- [WHAT IS NEEDED]: Exclude the pictures and reproduce the remaining data exactly as written.

- [DATASET EXCERPTS]:
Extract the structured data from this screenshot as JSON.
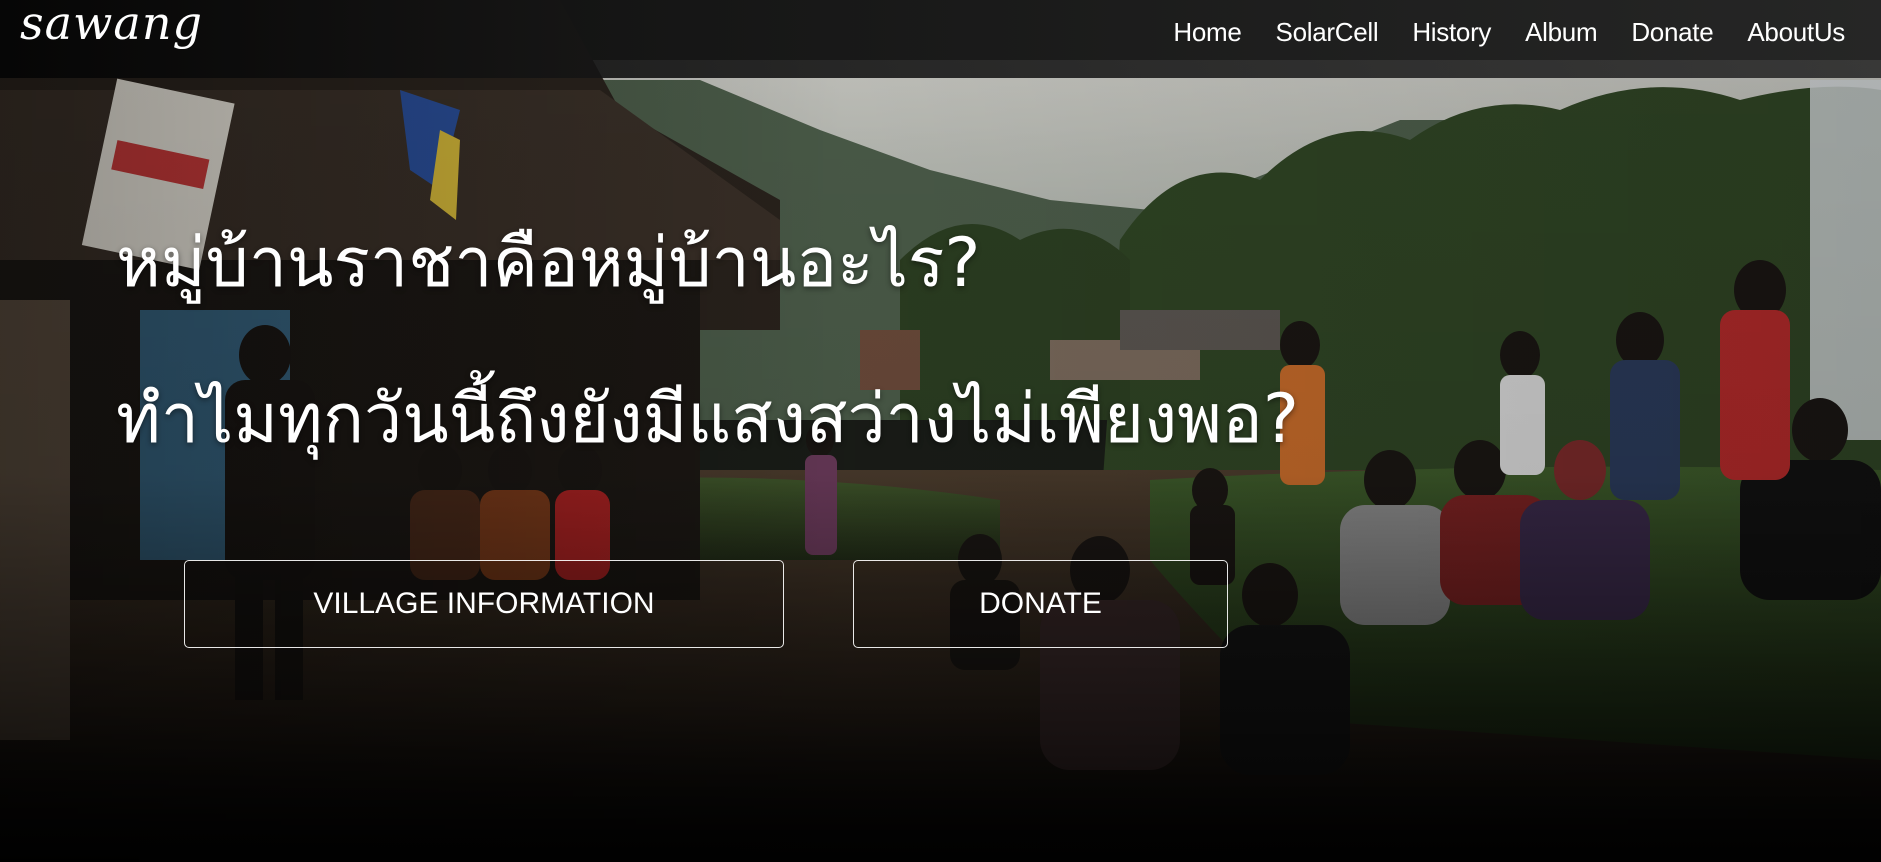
{
  "brand": {
    "logo_text": "sawang"
  },
  "nav": {
    "items": [
      {
        "label": "Home"
      },
      {
        "label": "SolarCell"
      },
      {
        "label": "History"
      },
      {
        "label": "Album"
      },
      {
        "label": "Donate"
      },
      {
        "label": "AboutUs"
      }
    ]
  },
  "hero": {
    "headline_line1": "หมู่บ้านราชาคือหมู่บ้านอะไร?",
    "headline_line2": "ทำไมทุกวันนี้ถึงยังมีแสงสว่างไม่เพียงพอ?",
    "buttons": {
      "village_info": "VILLAGE INFORMATION",
      "donate": "DONATE"
    },
    "background_icon": "village-photo"
  },
  "colors": {
    "text": "#ffffff",
    "navbar": "#232323",
    "button_border": "#ffffff"
  }
}
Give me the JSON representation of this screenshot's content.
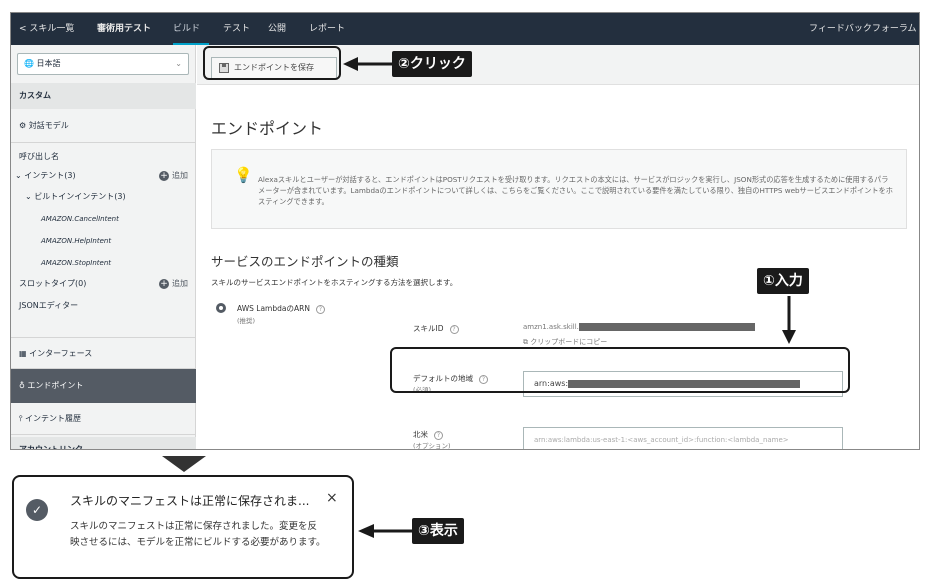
{
  "topbar": {
    "back": "< スキル一覧",
    "tabs": [
      "審術用テスト",
      "ビルド",
      "テスト",
      "公開",
      "レポート"
    ],
    "feedback": "フィードバックフォーラム"
  },
  "sidebar": {
    "language": "日本語",
    "custom_header": "カスタム",
    "interaction_model": "対話モデル",
    "invocation_name": "呼び出し名",
    "intents": "インテント(3)",
    "add_label": "追加",
    "builtin_intents": "ビルトインインテント(3)",
    "amazon_intents": [
      "AMAZON.CancelIntent",
      "AMAZON.HelpIntent",
      "AMAZON.StopIntent"
    ],
    "slot_types": "スロットタイプ(0)",
    "json_editor": "JSONエディター",
    "interfaces": "インターフェース",
    "endpoint": "エンドポイント",
    "intent_history": "インテント履歴",
    "account_linking": "アカウントリンク"
  },
  "main": {
    "save_button": "エンドポイントを保存",
    "title": "エンドポイント",
    "info": "Alexaスキルとユーザーが対話すると、エンドポイントはPOSTリクエストを受け取ります。リクエストの本文には、サービスがロジックを実行し、JSON形式の応答を生成するために使用するパラメーターが含まれています。Lambdaのエンドポイントについて詳しくは、こちらをご覧ください。ここで説明されている要件を満たしている限り、独自のHTTPS webサービスエンドポイントをホスティングできます。",
    "service_title": "サービスのエンドポイントの種類",
    "service_sub": "スキルのサービスエンドポイントをホスティングする方法を選択します。",
    "radio_label": "AWS LambdaのARN",
    "radio_sub": "(推奨)",
    "skill_id_label": "スキルID",
    "skill_id_value": "amzn1.ask.skill.",
    "copy_clipboard": "クリップボードにコピー",
    "default_region_label": "デフォルトの地域",
    "default_region_sub": "(必須)",
    "default_region_value": "arn:aws:",
    "na_label": "北米",
    "na_sub": "(オプション)",
    "na_placeholder": "arn:aws:lambda:us-east-1:<aws_account_id>:function:<lambda_name>"
  },
  "callouts": {
    "click": "②クリック",
    "input": "①入力",
    "display": "③表示"
  },
  "toast": {
    "title": "スキルのマニフェストは正常に保存されま...",
    "close": "×",
    "body": "スキルのマニフェストは正常に保存されました。変更を反映させるには、モデルを正常にビルドする必要があります。"
  },
  "icons": [
    "globe-icon",
    "chevron-down-icon",
    "gear-icon",
    "save-icon",
    "bulb-icon",
    "help-icon",
    "copy-icon",
    "check-icon",
    "close-icon",
    "grid-icon",
    "history-icon",
    "plug-icon"
  ]
}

- [RESPONSE]:
Extract the structured data from this screenshot as JSON.
{
  "brand": {
    "logo_text": "sawang"
  },
  "nav": {
    "items": [
      {
        "label": "Home"
      },
      {
        "label": "SolarCell"
      },
      {
        "label": "History"
      },
      {
        "label": "Album"
      },
      {
        "label": "Donate"
      },
      {
        "label": "AboutUs"
      }
    ]
  },
  "hero": {
    "headline_line1": "หมู่บ้านราชาคือหมู่บ้านอะไร?",
    "headline_line2": "ทำไมทุกวันนี้ถึงยังมีแสงสว่างไม่เพียงพอ?",
    "buttons": {
      "village_info": "VILLAGE INFORMATION",
      "donate": "DONATE"
    },
    "background_icon": "village-photo"
  },
  "colors": {
    "text": "#ffffff",
    "navbar": "#232323",
    "button_border": "#ffffff"
  }
}
Give me the JSON representation of this screenshot's content.
{
  "topbar": {
    "back": "< スキル一覧",
    "tabs": [
      "審術用テスト",
      "ビルド",
      "テスト",
      "公開",
      "レポート"
    ],
    "feedback": "フィードバックフォーラム"
  },
  "sidebar": {
    "language": "日本語",
    "custom_header": "カスタム",
    "interaction_model": "対話モデル",
    "invocation_name": "呼び出し名",
    "intents": "インテント(3)",
    "add_label": "追加",
    "builtin_intents": "ビルトインインテント(3)",
    "amazon_intents": [
      "AMAZON.CancelIntent",
      "AMAZON.HelpIntent",
      "AMAZON.StopIntent"
    ],
    "slot_types": "スロットタイプ(0)",
    "json_editor": "JSONエディター",
    "interfaces": "インターフェース",
    "endpoint": "エンドポイント",
    "intent_history": "インテント履歴",
    "account_linking": "アカウントリンク"
  },
  "main": {
    "save_button": "エンドポイントを保存",
    "title": "エンドポイント",
    "info": "Alexaスキルとユーザーが対話すると、エンドポイントはPOSTリクエストを受け取ります。リクエストの本文には、サービスがロジックを実行し、JSON形式の応答を生成するために使用するパラメーターが含まれています。Lambdaのエンドポイントについて詳しくは、こちらをご覧ください。ここで説明されている要件を満たしている限り、独自のHTTPS webサービスエンドポイントをホスティングできます。",
    "service_title": "サービスのエンドポイントの種類",
    "service_sub": "スキルのサービスエンドポイントをホスティングする方法を選択します。",
    "radio_label": "AWS LambdaのARN",
    "radio_sub": "(推奨)",
    "skill_id_label": "スキルID",
    "skill_id_value": "amzn1.ask.skill.",
    "copy_clipboard": "クリップボードにコピー",
    "default_region_label": "デフォルトの地域",
    "default_region_sub": "(必須)",
    "default_region_value": "arn:aws:",
    "na_label": "北米",
    "na_sub": "(オプション)",
    "na_placeholder": "arn:aws:lambda:us-east-1:<aws_account_id>:function:<lambda_name>"
  },
  "callouts": {
    "click": "②クリック",
    "input": "①入力",
    "display": "③表示"
  },
  "toast": {
    "title": "スキルのマニフェストは正常に保存されま...",
    "close": "×",
    "body": "スキルのマニフェストは正常に保存されました。変更を反映させるには、モデルを正常にビルドする必要があります。"
  },
  "icons": [
    "globe-icon",
    "chevron-down-icon",
    "gear-icon",
    "save-icon",
    "bulb-icon",
    "help-icon",
    "copy-icon",
    "check-icon",
    "close-icon",
    "grid-icon",
    "history-icon",
    "plug-icon"
  ]
}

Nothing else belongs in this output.